*TASK*. Your task is to print the material below exactly as presented.

(Raw records)
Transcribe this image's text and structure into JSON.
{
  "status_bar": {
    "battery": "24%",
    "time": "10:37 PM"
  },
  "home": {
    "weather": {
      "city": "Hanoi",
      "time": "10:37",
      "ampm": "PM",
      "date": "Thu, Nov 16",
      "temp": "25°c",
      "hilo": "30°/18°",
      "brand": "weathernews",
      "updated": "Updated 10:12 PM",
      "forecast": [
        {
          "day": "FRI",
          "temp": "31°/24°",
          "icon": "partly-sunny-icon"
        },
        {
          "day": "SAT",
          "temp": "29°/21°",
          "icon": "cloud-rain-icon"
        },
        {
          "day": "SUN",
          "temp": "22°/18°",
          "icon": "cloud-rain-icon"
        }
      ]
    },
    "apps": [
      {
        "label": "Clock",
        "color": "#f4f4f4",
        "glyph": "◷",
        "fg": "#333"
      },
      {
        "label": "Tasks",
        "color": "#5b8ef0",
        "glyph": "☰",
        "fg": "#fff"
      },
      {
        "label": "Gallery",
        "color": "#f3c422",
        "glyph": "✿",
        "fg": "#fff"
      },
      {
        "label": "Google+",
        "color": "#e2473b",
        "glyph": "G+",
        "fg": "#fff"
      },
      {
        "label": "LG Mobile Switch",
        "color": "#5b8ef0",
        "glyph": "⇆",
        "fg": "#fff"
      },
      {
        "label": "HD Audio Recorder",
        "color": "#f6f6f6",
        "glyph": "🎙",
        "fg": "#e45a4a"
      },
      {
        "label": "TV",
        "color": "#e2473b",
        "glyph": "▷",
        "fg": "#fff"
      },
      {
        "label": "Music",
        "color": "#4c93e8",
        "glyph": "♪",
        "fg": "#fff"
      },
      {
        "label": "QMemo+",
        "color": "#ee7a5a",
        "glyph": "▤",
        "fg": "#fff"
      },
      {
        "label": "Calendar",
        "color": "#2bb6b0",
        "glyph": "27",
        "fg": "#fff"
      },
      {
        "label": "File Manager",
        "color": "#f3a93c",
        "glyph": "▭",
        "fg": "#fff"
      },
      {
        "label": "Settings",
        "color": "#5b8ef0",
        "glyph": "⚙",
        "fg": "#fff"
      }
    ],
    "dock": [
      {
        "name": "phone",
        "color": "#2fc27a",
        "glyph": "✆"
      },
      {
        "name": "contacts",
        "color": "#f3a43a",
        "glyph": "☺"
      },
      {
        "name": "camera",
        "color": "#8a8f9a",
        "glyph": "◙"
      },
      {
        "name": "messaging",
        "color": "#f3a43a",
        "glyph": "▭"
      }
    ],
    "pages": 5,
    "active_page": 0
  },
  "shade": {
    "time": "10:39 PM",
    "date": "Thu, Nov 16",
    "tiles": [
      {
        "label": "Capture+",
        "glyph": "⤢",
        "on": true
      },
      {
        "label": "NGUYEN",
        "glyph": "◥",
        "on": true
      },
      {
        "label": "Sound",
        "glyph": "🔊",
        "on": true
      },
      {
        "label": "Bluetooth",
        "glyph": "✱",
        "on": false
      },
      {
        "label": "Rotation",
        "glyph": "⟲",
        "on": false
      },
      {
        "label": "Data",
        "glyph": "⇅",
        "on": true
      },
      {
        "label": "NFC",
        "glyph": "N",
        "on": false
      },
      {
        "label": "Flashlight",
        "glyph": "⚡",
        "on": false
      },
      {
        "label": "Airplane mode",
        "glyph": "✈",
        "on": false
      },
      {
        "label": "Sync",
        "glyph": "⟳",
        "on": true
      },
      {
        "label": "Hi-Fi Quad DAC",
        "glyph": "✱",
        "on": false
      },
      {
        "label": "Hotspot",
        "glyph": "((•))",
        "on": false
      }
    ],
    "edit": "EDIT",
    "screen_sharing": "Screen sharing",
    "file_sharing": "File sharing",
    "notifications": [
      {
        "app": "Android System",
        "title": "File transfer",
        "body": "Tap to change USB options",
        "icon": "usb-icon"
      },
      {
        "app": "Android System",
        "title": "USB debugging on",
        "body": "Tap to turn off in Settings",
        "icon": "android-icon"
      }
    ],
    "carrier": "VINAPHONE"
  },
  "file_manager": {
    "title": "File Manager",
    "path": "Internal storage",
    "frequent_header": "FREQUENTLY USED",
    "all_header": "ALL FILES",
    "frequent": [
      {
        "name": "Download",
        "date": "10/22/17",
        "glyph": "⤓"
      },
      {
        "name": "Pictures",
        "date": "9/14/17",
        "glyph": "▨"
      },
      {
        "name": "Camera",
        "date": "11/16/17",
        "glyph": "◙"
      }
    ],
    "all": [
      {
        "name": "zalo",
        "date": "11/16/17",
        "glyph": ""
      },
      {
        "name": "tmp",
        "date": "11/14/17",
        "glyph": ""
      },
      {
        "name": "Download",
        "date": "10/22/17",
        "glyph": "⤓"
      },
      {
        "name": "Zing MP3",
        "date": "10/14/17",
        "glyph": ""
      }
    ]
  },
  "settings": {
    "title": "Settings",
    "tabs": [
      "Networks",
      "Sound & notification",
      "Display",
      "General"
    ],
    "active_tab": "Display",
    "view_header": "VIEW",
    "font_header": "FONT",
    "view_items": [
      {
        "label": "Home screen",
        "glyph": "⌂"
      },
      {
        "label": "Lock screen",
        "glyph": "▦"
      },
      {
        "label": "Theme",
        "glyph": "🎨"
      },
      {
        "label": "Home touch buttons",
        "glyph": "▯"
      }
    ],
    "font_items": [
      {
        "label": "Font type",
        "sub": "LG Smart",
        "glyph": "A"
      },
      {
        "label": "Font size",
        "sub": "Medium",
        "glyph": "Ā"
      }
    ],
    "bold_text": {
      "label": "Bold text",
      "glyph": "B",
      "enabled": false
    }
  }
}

*COMPLETE ANSWER*.
Transcribe this image's text and structure into JSON.
{
  "status_bar": {
    "battery": "24%",
    "time": "10:37 PM"
  },
  "home": {
    "weather": {
      "city": "Hanoi",
      "time": "10:37",
      "ampm": "PM",
      "date": "Thu, Nov 16",
      "temp": "25°c",
      "hilo": "30°/18°",
      "brand": "weathernews",
      "updated": "Updated 10:12 PM",
      "forecast": [
        {
          "day": "FRI",
          "temp": "31°/24°",
          "icon": "partly-sunny-icon"
        },
        {
          "day": "SAT",
          "temp": "29°/21°",
          "icon": "cloud-rain-icon"
        },
        {
          "day": "SUN",
          "temp": "22°/18°",
          "icon": "cloud-rain-icon"
        }
      ]
    },
    "apps": [
      {
        "label": "Clock",
        "color": "#f4f4f4",
        "glyph": "◷",
        "fg": "#333"
      },
      {
        "label": "Tasks",
        "color": "#5b8ef0",
        "glyph": "☰",
        "fg": "#fff"
      },
      {
        "label": "Gallery",
        "color": "#f3c422",
        "glyph": "✿",
        "fg": "#fff"
      },
      {
        "label": "Google+",
        "color": "#e2473b",
        "glyph": "G+",
        "fg": "#fff"
      },
      {
        "label": "LG Mobile Switch",
        "color": "#5b8ef0",
        "glyph": "⇆",
        "fg": "#fff"
      },
      {
        "label": "HD Audio Recorder",
        "color": "#f6f6f6",
        "glyph": "🎙",
        "fg": "#e45a4a"
      },
      {
        "label": "TV",
        "color": "#e2473b",
        "glyph": "▷",
        "fg": "#fff"
      },
      {
        "label": "Music",
        "color": "#4c93e8",
        "glyph": "♪",
        "fg": "#fff"
      },
      {
        "label": "QMemo+",
        "color": "#ee7a5a",
        "glyph": "▤",
        "fg": "#fff"
      },
      {
        "label": "Calendar",
        "color": "#2bb6b0",
        "glyph": "27",
        "fg": "#fff"
      },
      {
        "label": "File Manager",
        "color": "#f3a93c",
        "glyph": "▭",
        "fg": "#fff"
      },
      {
        "label": "Settings",
        "color": "#5b8ef0",
        "glyph": "⚙",
        "fg": "#fff"
      }
    ],
    "dock": [
      {
        "name": "phone",
        "color": "#2fc27a",
        "glyph": "✆"
      },
      {
        "name": "contacts",
        "color": "#f3a43a",
        "glyph": "☺"
      },
      {
        "name": "camera",
        "color": "#8a8f9a",
        "glyph": "◙"
      },
      {
        "name": "messaging",
        "color": "#f3a43a",
        "glyph": "▭"
      }
    ],
    "pages": 5,
    "active_page": 0
  },
  "shade": {
    "time": "10:39 PM",
    "date": "Thu, Nov 16",
    "tiles": [
      {
        "label": "Capture+",
        "glyph": "⤢",
        "on": true
      },
      {
        "label": "NGUYEN",
        "glyph": "◥",
        "on": true
      },
      {
        "label": "Sound",
        "glyph": "🔊",
        "on": true
      },
      {
        "label": "Bluetooth",
        "glyph": "✱",
        "on": false
      },
      {
        "label": "Rotation",
        "glyph": "⟲",
        "on": false
      },
      {
        "label": "Data",
        "glyph": "⇅",
        "on": true
      },
      {
        "label": "NFC",
        "glyph": "N",
        "on": false
      },
      {
        "label": "Flashlight",
        "glyph": "⚡",
        "on": false
      },
      {
        "label": "Airplane mode",
        "glyph": "✈",
        "on": false
      },
      {
        "label": "Sync",
        "glyph": "⟳",
        "on": true
      },
      {
        "label": "Hi-Fi Quad DAC",
        "glyph": "✱",
        "on": false
      },
      {
        "label": "Hotspot",
        "glyph": "((•))",
        "on": false
      }
    ],
    "edit": "EDIT",
    "screen_sharing": "Screen sharing",
    "file_sharing": "File sharing",
    "notifications": [
      {
        "app": "Android System",
        "title": "File transfer",
        "body": "Tap to change USB options",
        "icon": "usb-icon"
      },
      {
        "app": "Android System",
        "title": "USB debugging on",
        "body": "Tap to turn off in Settings",
        "icon": "android-icon"
      }
    ],
    "carrier": "VINAPHONE"
  },
  "file_manager": {
    "title": "File Manager",
    "path": "Internal storage",
    "frequent_header": "FREQUENTLY USED",
    "all_header": "ALL FILES",
    "frequent": [
      {
        "name": "Download",
        "date": "10/22/17",
        "glyph": "⤓"
      },
      {
        "name": "Pictures",
        "date": "9/14/17",
        "glyph": "▨"
      },
      {
        "name": "Camera",
        "date": "11/16/17",
        "glyph": "◙"
      }
    ],
    "all": [
      {
        "name": "zalo",
        "date": "11/16/17",
        "glyph": ""
      },
      {
        "name": "tmp",
        "date": "11/14/17",
        "glyph": ""
      },
      {
        "name": "Download",
        "date": "10/22/17",
        "glyph": "⤓"
      },
      {
        "name": "Zing MP3",
        "date": "10/14/17",
        "glyph": ""
      }
    ]
  },
  "settings": {
    "title": "Settings",
    "tabs": [
      "Networks",
      "Sound & notification",
      "Display",
      "General"
    ],
    "active_tab": "Display",
    "view_header": "VIEW",
    "font_header": "FONT",
    "view_items": [
      {
        "label": "Home screen",
        "glyph": "⌂"
      },
      {
        "label": "Lock screen",
        "glyph": "▦"
      },
      {
        "label": "Theme",
        "glyph": "🎨"
      },
      {
        "label": "Home touch buttons",
        "glyph": "▯"
      }
    ],
    "font_items": [
      {
        "label": "Font type",
        "sub": "LG Smart",
        "glyph": "A"
      },
      {
        "label": "Font size",
        "sub": "Medium",
        "glyph": "Ā"
      }
    ],
    "bold_text": {
      "label": "Bold text",
      "glyph": "B",
      "enabled": false
    }
  }
}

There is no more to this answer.